■ What you need to do
Please format the rows below, from the one containing "bar: [935, 91, 938, 107]" through the last one, as a Markdown table with a No. column numbering each row and a Line column holding it, leaving out blank lines.

■ Data section
==================================================

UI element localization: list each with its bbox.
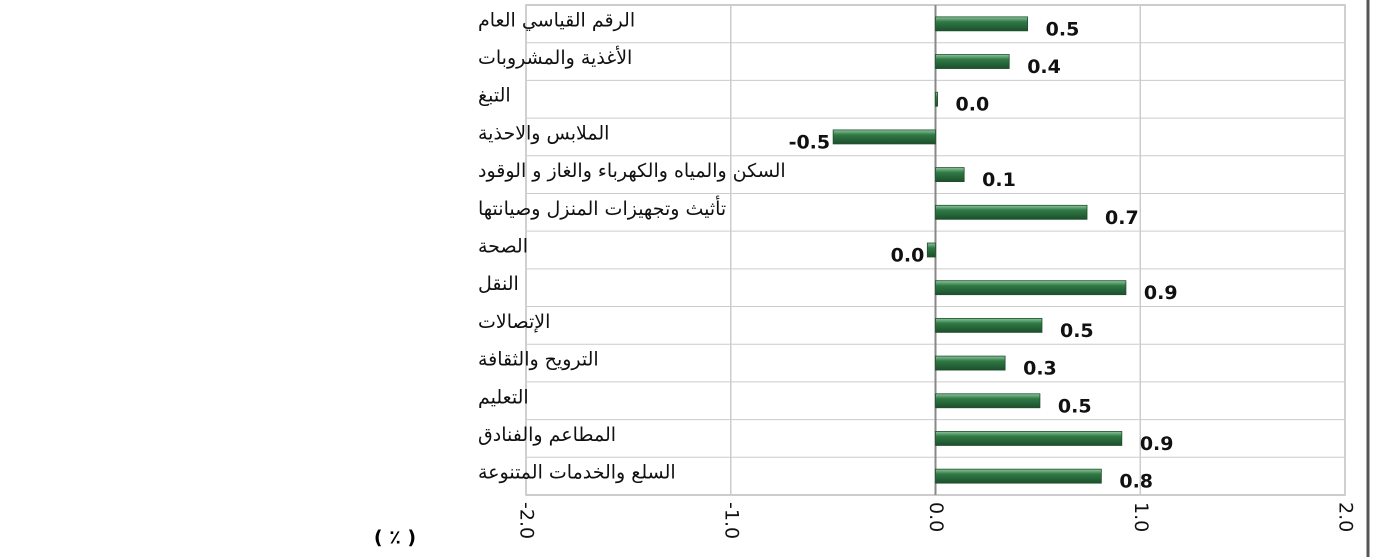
bar: [935, 91, 938, 107]
bar: [935, 204, 1088, 220]
y-tick-label: السلع والخدمات المتنوعة: [478, 462, 676, 484]
y-tick-label: النقل: [478, 273, 519, 295]
data-label: 0.7: [1105, 207, 1139, 229]
data-label: 0.5: [1046, 18, 1080, 40]
x-axis-label: ( ٪ ): [374, 527, 416, 549]
x-tick-label: 2.0: [1335, 502, 1357, 532]
bar: [935, 355, 1006, 371]
data-label: 0.4: [1027, 56, 1061, 78]
y-tick-label: المطاعم والفنادق: [478, 424, 616, 446]
bar: [935, 393, 1041, 409]
data-label: 0.1: [982, 169, 1016, 191]
y-tick-label: الملابس والاحذية: [478, 122, 609, 144]
x-tick-label: -1.0: [720, 502, 742, 539]
y-tick-label: الأغذية والمشروبات: [478, 46, 632, 69]
x-tick-label: 1.0: [1130, 502, 1152, 532]
y-tick-label: الرقم القياسي العام: [478, 9, 635, 31]
data-label: 0.9: [1144, 282, 1178, 304]
bar: [832, 129, 936, 145]
bar: [935, 54, 1010, 69]
bar: [935, 468, 1102, 484]
bar: [935, 280, 1127, 296]
y-tick-label: التعليم: [478, 386, 529, 408]
data-label: 0.5: [1060, 320, 1094, 342]
bar: [935, 16, 1029, 32]
x-tick-label: 0.0: [925, 502, 947, 532]
data-label: -0.5: [789, 131, 831, 153]
bar: [935, 167, 965, 183]
data-label: 0.8: [1119, 471, 1153, 493]
bar: [935, 431, 1123, 446]
y-tick-label: الصحة: [478, 236, 528, 258]
data-label: 0.0: [891, 245, 925, 267]
bar: [926, 242, 936, 258]
y-tick-label: الترويح والثقافة: [478, 349, 599, 371]
y-tick-label: تأثيث وتجهيزات المنزل وصيانتها: [478, 195, 726, 220]
data-label: 0.5: [1058, 395, 1092, 417]
data-label: 0.9: [1140, 433, 1174, 455]
y-tick-label: التبغ: [478, 85, 511, 107]
data-label: 0.0: [956, 94, 990, 116]
data-label: 0.3: [1023, 358, 1057, 380]
y-tick-label: الإتصالات: [478, 311, 550, 333]
x-tick-label: -2.0: [516, 502, 538, 539]
y-tick-label: السكن والمياه والكهرباء والغاز و الوقود: [478, 160, 786, 182]
bar: [935, 317, 1043, 333]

==================================================

■ Task solution
| No. | Line |
|---|---|
| 1 | bar: [935, 91, 938, 107] |
| 2 | bar: [935, 204, 1088, 220] |
| 3 | y-tick-label: السلع والخدمات المتنوعة: [478, 462, 676, 484] |
| 4 | y-tick-label: النقل: [478, 273, 519, 295] |
| 5 | data-label: 0.7: [1105, 207, 1139, 229] |
| 6 | data-label: 0.5: [1046, 18, 1080, 40] |
| 7 | x-axis-label: ( ٪ ): [374, 527, 416, 549] |
| 8 | x-tick-label: 2.0: [1335, 502, 1357, 532] |
| 9 | bar: [935, 355, 1006, 371] |
| 10 | data-label: 0.4: [1027, 56, 1061, 78] |
| 11 | y-tick-label: المطاعم والفنادق: [478, 424, 616, 446] |
| 12 | bar: [935, 393, 1041, 409] |
| 13 | data-label: 0.1: [982, 169, 1016, 191] |
| 14 | y-tick-label: الملابس والاحذية: [478, 122, 609, 144] |
| 15 | x-tick-label: -1.0: [720, 502, 742, 539] |
| 16 | y-tick-label: الأغذية والمشروبات: [478, 46, 632, 69] |
| 17 | x-tick-label: 1.0: [1130, 502, 1152, 532] |
| 18 | y-tick-label: الرقم القياسي العام: [478, 9, 635, 31] |
| 19 | data-label: 0.9: [1144, 282, 1178, 304] |
| 20 | bar: [832, 129, 936, 145] |
| 21 | bar: [935, 54, 1010, 69] |
| 22 | bar: [935, 468, 1102, 484] |
| 23 | bar: [935, 280, 1127, 296] |
| 24 | y-tick-label: التعليم: [478, 386, 529, 408] |
| 25 | data-label: 0.5: [1060, 320, 1094, 342] |
| 26 | bar: [935, 16, 1029, 32] |
| 27 | x-tick-label: 0.0: [925, 502, 947, 532] |
| 28 | data-label: -0.5: [789, 131, 831, 153] |
| 29 | bar: [935, 167, 965, 183] |
| 30 | data-label: 0.8: [1119, 471, 1153, 493] |
| 31 | bar: [935, 431, 1123, 446] |
| 32 | y-tick-label: الصحة: [478, 236, 528, 258] |
| 33 | data-label: 0.0: [891, 245, 925, 267] |
| 34 | bar: [926, 242, 936, 258] |
| 35 | y-tick-label: الترويح والثقافة: [478, 349, 599, 371] |
| 36 | y-tick-label: تأثيث وتجهيزات المنزل وصيانتها: [478, 195, 726, 220] |
| 37 | data-label: 0.5: [1058, 395, 1092, 417] |
| 38 | data-label: 0.9: [1140, 433, 1174, 455] |
| 39 | y-tick-label: التبغ: [478, 85, 511, 107] |
| 40 | data-label: 0.0: [956, 94, 990, 116] |
| 41 | data-label: 0.3: [1023, 358, 1057, 380] |
| 42 | y-tick-label: الإتصالات: [478, 311, 550, 333] |
| 43 | x-tick-label: -2.0: [516, 502, 538, 539] |
| 44 | y-tick-label: السكن والمياه والكهرباء والغاز و الوقود: [478, 160, 786, 182] |
| 45 | bar: [935, 317, 1043, 333] |